Work to complete:
1. Name every thing the passage on the Orgy of the Dead novelization says Eddie was obsessed with as an adult.
2. According to the passage on the Orgy of the Dead novelization, from whom did the young woman say she learned voodoo?
3. From the passage on the Orgy of the Dead novelization, transcribe the text from "Even with all" up to and including "is not sympathetic.".

Passage for review:
Even with all this blatant recycling, the Orgy of the Dead novelization contains a fair amount of material that I've encountered nowhere else. In Chapter Eleven, the Emperor and Princess sit in judgment of a young woman who says she learned voodoo from an old witch. Using this knowledge of the dark arts, the woman convinced wealthy men to fall in love with her and occasionally even marry her so she could obtain "pretty clothes, silken undies [and] furs" with their money. Then, once she'd drained their bank accounts, she'd have the witch kill the men with voodoo. Eventually, the young woman grew resentful of her dependence on the old witch (who demanded large amounts of money) and tried to kill her with an elaborate spell, only to wind up destroying herself in the process. The Emperor is not sympathetic.
I wouldn't be surprised if Ed Wood turned all of this into a short story or perhaps a chapter in one of his other books, but I haven't been able to find it... yet. Chapter Eleven bears some slight resemblance to the stories "The Witches of Amau Ra" and "Gemeni," but it's distinct from both of those. Until I'm told otherwise, I'll say this "voodoo witch" saga is exclusive to the Orgy of the Dead novelization. If you know otherwise, please tell me.
Really, though, what I love about the Orgy of the Dead novelization is that it's a prime example of Ed Wood's giddily over-the-top horror fiction. Eddie had several different modes as a writer, depending on the project. He tried his hand at everything from crime fiction to sex manuals over the course of his writing career. But I think he's at his very best when he's channeling Bram Stoker and Edgar Allan Poe in his own slightly awkward yet endearing way. Eddie grew up watching Universal horror films and, even as an adult, was obsessed with vampires, ghosts, graveyards, and things that go bump in the night. This book reflects that on nearly every page. I mean, just read this passage from the novelization in which the mummy rises from his tomb:
The tombstone, weakened at its base, toppled forward into the hole with a resounding thud. For a moment, only grave dust filtered up out of the ancient opening. A nasty smell of mold and centuries of decay followed. Then … a hand—a giant hand, as wrinkled and as dry as old leather—gripped the side of the grave.

Record extracts:

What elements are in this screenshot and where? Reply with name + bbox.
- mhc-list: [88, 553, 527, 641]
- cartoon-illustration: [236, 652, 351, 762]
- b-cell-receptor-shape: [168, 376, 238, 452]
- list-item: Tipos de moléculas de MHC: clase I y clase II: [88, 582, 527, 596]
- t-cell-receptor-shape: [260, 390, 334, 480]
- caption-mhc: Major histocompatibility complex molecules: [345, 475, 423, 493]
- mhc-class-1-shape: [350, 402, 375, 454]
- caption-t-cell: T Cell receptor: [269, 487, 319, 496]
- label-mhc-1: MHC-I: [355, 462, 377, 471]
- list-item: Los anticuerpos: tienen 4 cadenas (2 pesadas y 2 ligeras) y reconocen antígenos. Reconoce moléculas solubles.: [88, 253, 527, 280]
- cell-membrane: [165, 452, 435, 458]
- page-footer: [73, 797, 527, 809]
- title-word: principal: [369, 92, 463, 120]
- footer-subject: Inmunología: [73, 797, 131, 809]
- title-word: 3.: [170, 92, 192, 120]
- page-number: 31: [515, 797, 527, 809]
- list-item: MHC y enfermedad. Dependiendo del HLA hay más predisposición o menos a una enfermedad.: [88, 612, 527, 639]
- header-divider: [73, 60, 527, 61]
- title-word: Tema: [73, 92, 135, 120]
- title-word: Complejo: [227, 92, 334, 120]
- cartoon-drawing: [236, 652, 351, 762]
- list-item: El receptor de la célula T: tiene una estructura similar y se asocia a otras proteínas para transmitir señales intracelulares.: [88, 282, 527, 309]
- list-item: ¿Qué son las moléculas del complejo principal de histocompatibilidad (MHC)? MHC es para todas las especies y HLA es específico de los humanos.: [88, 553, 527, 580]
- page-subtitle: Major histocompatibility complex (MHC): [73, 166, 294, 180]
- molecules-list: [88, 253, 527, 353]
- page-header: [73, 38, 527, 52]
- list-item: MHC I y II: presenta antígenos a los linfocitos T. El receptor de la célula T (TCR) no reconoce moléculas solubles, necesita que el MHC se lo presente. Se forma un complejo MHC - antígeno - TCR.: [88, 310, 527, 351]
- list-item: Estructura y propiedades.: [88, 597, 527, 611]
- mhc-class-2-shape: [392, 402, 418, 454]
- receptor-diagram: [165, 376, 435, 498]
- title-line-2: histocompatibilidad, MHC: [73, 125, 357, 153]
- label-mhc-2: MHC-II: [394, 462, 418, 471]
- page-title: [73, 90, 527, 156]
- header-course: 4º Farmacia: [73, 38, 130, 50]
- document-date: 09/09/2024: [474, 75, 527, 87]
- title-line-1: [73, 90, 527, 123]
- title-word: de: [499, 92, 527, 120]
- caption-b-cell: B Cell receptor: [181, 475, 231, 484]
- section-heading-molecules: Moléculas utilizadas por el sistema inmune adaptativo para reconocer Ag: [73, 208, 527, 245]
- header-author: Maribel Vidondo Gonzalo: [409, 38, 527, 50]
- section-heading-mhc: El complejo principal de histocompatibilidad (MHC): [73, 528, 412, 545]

List of answers:
1. Vampires, ghosts, graveyards, and things that go bump in the night.

2. From an old witch.

3.
Even with all this blatant recycling, the Orgy of the Dead novelization contains a fair amount of material that I've encountered nowhere else. In Chapter Eleven, the Emperor and Princess sit in judgment of a young woman who says she learned voodoo from an old witch. Using this knowledge of the dark arts, the woman convinced wealthy men to fall in love with her and occasionally even marry her so she could obtain "pretty clothes, silken undies [and] furs" with their money. Then, once she'd drained their bank accounts, she'd have the witch kill the men with voodoo. Eventually, the young woman grew resentful of her dependence on the old witch (who demanded large amounts of money) and tried to kill her with an elaborate spell, only to wind up destroying herself in the process. The Emperor is not sympathetic.